Figure dataset records
★ ★ ★
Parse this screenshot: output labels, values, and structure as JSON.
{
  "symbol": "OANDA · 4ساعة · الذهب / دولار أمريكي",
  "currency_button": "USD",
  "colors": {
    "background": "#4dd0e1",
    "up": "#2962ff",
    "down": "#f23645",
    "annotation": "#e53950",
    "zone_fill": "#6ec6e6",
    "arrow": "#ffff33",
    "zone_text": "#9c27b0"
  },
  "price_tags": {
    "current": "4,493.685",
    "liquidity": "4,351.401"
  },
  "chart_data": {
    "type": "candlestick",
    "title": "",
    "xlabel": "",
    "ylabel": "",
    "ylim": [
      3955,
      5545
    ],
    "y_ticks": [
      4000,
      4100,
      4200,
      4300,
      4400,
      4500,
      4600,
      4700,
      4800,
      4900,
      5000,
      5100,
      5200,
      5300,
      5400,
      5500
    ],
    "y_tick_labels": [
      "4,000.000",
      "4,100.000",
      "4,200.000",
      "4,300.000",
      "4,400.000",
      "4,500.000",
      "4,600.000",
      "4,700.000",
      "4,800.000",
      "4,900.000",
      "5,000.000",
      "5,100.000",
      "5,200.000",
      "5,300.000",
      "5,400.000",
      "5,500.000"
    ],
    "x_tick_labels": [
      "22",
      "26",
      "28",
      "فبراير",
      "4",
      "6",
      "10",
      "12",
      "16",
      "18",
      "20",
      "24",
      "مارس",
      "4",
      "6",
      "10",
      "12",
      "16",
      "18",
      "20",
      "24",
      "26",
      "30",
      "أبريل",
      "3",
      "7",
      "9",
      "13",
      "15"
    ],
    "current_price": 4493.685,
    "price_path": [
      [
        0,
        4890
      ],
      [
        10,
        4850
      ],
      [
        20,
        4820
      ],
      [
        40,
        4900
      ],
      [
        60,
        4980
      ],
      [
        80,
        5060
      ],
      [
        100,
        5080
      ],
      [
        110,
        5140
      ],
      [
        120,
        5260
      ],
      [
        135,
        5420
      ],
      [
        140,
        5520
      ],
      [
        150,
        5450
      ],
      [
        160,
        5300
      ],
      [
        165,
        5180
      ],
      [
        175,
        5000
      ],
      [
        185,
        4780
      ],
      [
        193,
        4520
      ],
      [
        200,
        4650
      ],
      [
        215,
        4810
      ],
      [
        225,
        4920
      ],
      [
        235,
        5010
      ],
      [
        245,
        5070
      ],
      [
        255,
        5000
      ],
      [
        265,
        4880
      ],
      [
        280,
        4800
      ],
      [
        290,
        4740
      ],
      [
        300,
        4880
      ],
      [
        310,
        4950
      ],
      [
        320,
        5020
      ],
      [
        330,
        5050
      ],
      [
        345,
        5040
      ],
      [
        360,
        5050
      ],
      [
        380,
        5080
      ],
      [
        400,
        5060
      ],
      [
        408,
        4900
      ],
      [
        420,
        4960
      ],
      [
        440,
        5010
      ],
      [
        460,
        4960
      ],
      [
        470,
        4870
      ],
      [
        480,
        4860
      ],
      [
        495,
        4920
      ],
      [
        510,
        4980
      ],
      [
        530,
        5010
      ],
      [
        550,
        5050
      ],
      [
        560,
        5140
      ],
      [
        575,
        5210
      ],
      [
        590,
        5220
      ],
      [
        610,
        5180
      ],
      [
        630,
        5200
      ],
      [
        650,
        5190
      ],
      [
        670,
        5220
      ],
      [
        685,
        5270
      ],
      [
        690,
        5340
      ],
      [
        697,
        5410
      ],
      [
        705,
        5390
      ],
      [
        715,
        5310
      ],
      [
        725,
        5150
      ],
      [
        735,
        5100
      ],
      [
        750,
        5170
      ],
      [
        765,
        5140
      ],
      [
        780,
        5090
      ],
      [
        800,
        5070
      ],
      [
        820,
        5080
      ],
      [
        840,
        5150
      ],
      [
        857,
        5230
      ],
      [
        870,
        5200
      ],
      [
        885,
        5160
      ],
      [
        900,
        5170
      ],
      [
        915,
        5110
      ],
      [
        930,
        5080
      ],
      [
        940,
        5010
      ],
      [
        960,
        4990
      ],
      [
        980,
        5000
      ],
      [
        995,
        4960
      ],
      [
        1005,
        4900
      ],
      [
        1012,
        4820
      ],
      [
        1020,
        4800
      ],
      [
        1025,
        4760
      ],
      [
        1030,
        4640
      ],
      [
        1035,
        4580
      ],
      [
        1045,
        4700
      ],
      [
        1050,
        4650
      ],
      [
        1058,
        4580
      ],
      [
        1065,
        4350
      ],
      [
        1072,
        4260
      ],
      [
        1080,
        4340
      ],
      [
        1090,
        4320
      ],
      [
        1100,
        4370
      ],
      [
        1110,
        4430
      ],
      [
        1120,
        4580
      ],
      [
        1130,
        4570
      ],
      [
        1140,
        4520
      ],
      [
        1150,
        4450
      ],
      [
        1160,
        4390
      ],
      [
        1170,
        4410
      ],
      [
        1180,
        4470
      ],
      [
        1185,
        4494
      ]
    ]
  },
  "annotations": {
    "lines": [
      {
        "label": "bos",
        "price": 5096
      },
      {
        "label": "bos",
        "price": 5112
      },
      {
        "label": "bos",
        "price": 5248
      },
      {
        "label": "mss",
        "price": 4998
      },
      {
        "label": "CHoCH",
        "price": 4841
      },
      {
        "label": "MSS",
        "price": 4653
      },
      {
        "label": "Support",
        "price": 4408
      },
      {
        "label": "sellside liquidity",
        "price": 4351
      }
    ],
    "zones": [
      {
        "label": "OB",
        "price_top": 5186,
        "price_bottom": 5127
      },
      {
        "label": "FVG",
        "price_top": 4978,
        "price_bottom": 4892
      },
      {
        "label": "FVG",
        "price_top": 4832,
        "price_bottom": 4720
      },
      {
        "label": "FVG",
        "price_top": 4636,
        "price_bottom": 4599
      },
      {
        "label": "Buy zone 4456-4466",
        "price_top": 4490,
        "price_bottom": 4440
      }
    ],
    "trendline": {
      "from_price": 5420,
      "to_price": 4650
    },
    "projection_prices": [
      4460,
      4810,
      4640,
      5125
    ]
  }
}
★ ★ ★
_PROBLEM TO WORK ON_: Note each line of the entries that has "liquidity" in it, and copy those lines.

_SOLUTION FOR THIS EXERCISE_:
    "liquidity": "4,351.401"
        "label": "sellside liquidity",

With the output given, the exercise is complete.